Task to carry out ▸ Return every line below in which "riak" appears.

Records shown ▸
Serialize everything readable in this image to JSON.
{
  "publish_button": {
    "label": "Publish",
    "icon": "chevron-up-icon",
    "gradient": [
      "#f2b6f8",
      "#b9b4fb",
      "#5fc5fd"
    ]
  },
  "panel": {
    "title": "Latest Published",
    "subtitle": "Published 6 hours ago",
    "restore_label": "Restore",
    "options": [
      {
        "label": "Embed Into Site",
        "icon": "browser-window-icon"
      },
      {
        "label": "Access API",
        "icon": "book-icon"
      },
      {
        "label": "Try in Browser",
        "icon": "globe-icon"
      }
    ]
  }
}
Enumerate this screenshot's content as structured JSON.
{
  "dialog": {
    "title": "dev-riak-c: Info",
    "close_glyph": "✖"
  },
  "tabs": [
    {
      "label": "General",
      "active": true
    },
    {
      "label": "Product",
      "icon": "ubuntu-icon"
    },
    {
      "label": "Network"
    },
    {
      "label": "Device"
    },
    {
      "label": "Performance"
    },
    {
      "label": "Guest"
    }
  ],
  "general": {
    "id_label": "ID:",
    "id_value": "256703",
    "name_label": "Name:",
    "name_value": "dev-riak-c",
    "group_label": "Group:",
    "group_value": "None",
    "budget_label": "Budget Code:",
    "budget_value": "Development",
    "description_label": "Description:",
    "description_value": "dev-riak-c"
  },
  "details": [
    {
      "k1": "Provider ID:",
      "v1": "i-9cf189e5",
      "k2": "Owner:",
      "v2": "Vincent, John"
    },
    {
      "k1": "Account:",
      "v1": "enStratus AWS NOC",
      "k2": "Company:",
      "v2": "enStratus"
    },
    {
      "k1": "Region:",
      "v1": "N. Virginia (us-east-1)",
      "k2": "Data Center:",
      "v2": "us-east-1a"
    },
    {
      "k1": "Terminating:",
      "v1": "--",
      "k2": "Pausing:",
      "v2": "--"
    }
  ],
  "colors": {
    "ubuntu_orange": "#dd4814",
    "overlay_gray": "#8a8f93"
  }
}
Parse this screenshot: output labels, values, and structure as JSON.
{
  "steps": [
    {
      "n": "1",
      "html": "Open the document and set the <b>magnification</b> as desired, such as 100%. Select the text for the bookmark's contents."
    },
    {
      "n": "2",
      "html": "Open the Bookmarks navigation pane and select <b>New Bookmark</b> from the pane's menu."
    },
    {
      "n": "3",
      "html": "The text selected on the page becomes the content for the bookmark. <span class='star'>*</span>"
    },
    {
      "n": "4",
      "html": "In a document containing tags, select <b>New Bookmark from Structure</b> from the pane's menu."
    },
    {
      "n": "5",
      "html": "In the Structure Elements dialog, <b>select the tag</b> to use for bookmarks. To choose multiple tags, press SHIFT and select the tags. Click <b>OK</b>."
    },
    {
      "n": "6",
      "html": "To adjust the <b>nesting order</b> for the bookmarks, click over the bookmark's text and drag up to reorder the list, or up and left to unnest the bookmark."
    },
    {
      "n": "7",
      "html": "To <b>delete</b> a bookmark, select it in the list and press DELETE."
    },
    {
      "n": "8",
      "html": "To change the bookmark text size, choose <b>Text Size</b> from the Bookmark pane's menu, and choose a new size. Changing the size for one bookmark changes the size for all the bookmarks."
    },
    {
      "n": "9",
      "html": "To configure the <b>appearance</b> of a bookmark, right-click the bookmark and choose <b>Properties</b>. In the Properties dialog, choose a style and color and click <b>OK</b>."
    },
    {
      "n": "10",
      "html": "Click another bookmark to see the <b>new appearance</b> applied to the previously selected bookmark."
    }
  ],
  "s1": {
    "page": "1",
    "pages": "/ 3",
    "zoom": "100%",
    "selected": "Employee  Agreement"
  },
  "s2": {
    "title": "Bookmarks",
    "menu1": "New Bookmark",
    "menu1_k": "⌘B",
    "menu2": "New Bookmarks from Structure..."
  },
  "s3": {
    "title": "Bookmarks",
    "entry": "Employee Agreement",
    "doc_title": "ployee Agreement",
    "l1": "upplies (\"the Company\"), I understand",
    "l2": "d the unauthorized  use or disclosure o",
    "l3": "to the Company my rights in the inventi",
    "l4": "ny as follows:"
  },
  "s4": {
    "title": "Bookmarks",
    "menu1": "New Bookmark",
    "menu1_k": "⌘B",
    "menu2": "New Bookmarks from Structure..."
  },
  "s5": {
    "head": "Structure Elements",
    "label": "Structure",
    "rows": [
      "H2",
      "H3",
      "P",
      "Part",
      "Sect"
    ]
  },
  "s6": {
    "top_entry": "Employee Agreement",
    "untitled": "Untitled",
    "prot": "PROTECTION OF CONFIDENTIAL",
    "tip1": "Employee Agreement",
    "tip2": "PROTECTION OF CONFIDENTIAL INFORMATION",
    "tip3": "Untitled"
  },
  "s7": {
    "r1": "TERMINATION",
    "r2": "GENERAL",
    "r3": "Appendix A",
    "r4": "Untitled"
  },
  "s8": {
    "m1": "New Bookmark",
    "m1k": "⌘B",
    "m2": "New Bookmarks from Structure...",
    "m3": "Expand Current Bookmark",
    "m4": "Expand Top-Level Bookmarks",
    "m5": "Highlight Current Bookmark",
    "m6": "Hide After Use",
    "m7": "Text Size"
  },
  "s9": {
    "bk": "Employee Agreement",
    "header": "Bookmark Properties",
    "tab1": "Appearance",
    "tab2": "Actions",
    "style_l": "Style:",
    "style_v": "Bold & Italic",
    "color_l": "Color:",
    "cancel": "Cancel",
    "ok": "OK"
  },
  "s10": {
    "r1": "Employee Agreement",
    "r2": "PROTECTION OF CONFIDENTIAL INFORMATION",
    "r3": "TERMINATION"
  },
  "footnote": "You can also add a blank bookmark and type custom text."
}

Task answer ▸
    "title": "dev-riak-c: Info",
    "name_value": "dev-riak-c",
    "description_value": "dev-riak-c"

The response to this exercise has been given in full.